◆ **Problem to solve**: Using the listing below, select the lines with the word "shortcuts" and copy them.
── Exercise material ──
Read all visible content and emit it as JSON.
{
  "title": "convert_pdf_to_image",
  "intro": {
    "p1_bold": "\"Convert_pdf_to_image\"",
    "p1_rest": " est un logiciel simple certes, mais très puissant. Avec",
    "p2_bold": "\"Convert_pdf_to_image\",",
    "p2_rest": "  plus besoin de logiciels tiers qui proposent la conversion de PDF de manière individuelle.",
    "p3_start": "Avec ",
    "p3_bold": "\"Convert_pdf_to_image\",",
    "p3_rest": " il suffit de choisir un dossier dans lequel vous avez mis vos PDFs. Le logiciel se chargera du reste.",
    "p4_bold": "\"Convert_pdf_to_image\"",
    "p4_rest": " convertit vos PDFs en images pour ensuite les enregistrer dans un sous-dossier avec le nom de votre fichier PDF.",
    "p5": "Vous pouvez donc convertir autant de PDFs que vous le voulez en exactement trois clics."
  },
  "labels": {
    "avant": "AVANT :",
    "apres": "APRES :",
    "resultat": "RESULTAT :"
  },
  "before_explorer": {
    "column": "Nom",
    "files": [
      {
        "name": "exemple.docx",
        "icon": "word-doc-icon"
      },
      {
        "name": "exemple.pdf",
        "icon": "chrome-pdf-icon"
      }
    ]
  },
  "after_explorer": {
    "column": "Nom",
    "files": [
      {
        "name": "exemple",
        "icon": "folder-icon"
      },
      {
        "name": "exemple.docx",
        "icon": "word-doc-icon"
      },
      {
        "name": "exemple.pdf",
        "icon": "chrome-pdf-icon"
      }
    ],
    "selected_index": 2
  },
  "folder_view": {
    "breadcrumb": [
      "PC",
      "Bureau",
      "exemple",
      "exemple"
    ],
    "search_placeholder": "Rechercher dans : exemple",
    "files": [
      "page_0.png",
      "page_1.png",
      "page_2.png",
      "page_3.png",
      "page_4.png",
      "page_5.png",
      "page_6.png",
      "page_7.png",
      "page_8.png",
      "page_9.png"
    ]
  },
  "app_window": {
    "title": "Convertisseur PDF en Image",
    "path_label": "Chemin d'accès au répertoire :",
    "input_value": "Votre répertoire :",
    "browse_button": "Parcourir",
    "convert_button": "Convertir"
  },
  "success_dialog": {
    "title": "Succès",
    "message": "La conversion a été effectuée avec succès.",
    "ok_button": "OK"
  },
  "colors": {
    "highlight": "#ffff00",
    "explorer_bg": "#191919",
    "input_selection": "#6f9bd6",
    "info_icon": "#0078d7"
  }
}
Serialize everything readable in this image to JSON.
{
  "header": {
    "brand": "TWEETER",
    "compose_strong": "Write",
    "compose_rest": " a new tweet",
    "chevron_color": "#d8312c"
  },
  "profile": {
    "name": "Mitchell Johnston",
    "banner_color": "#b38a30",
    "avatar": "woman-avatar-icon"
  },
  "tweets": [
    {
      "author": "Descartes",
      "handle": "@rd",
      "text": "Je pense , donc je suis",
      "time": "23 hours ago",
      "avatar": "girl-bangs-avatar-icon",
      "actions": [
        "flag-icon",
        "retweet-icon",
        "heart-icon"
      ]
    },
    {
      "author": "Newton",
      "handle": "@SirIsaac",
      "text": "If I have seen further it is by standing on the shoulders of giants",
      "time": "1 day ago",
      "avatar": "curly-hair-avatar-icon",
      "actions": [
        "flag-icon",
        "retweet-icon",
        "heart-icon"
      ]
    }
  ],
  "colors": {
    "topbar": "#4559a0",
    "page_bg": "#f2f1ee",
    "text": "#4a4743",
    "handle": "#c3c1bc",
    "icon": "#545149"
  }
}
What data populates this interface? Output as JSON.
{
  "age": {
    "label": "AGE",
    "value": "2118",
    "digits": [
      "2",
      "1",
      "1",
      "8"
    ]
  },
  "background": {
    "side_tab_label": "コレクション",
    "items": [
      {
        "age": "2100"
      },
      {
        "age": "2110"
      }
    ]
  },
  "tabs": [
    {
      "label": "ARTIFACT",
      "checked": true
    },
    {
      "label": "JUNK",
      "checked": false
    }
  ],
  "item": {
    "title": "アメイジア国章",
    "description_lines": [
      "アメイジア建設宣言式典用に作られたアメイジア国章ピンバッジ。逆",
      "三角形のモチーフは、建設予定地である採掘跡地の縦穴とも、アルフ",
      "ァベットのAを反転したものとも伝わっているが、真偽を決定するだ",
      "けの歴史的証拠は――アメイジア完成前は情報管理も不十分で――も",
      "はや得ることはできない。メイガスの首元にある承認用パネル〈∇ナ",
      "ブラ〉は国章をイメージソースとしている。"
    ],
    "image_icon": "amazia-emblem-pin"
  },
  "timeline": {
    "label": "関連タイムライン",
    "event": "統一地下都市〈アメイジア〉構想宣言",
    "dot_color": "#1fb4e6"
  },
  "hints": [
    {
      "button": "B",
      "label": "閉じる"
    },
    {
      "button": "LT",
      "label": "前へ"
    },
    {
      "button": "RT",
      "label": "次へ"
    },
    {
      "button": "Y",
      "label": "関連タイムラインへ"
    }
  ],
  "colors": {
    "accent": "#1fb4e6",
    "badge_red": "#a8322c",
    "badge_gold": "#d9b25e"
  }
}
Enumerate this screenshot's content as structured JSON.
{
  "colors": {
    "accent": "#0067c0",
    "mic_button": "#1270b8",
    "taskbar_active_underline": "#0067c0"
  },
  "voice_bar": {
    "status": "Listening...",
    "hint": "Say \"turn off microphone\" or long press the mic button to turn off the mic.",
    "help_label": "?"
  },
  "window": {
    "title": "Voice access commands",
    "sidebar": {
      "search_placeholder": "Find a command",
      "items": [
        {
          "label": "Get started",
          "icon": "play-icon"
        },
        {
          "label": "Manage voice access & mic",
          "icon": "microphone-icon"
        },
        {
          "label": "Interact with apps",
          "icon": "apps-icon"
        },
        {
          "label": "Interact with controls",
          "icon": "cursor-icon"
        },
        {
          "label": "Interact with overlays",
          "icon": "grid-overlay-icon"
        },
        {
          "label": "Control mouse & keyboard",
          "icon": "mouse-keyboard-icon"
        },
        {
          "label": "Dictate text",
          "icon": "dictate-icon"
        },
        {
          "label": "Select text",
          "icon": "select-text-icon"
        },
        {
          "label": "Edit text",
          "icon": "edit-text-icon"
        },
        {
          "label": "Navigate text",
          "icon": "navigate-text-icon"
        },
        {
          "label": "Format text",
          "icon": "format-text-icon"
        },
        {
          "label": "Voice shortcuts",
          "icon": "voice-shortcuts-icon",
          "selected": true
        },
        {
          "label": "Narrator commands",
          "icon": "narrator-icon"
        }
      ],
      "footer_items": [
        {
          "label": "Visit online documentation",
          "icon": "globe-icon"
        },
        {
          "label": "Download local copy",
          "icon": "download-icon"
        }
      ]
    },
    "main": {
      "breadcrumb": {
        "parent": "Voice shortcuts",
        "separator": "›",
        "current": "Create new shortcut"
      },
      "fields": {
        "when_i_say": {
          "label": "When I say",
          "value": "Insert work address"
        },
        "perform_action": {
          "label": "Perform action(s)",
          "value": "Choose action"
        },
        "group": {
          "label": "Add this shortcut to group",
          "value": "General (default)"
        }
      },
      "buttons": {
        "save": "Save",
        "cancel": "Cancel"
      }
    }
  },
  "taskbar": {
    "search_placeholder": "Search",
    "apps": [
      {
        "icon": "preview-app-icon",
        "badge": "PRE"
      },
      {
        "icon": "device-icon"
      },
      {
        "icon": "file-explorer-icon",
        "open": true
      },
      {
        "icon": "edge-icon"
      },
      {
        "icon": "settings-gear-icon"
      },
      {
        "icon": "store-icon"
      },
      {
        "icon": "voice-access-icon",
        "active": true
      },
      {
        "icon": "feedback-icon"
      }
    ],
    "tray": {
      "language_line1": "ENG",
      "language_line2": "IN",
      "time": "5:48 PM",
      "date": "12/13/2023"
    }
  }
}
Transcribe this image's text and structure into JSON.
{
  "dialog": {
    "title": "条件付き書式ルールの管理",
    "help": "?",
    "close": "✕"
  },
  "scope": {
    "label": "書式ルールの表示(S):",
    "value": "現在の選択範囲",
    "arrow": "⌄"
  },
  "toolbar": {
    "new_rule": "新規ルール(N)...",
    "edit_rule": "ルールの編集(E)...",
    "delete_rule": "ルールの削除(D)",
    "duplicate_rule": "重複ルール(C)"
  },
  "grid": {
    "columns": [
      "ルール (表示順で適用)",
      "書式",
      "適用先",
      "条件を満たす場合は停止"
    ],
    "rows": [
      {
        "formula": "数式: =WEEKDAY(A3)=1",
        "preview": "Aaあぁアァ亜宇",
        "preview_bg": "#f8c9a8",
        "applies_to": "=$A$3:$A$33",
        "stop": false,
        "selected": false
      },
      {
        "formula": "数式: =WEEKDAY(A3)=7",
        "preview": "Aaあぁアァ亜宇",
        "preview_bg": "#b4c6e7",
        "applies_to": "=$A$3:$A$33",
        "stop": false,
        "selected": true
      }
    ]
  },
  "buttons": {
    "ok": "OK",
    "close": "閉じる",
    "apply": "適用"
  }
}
───
◆ **Task result**:
          "label": "Voice shortcuts",
          "icon": "voice-shortcuts-icon",
        "parent": "Voice shortcuts",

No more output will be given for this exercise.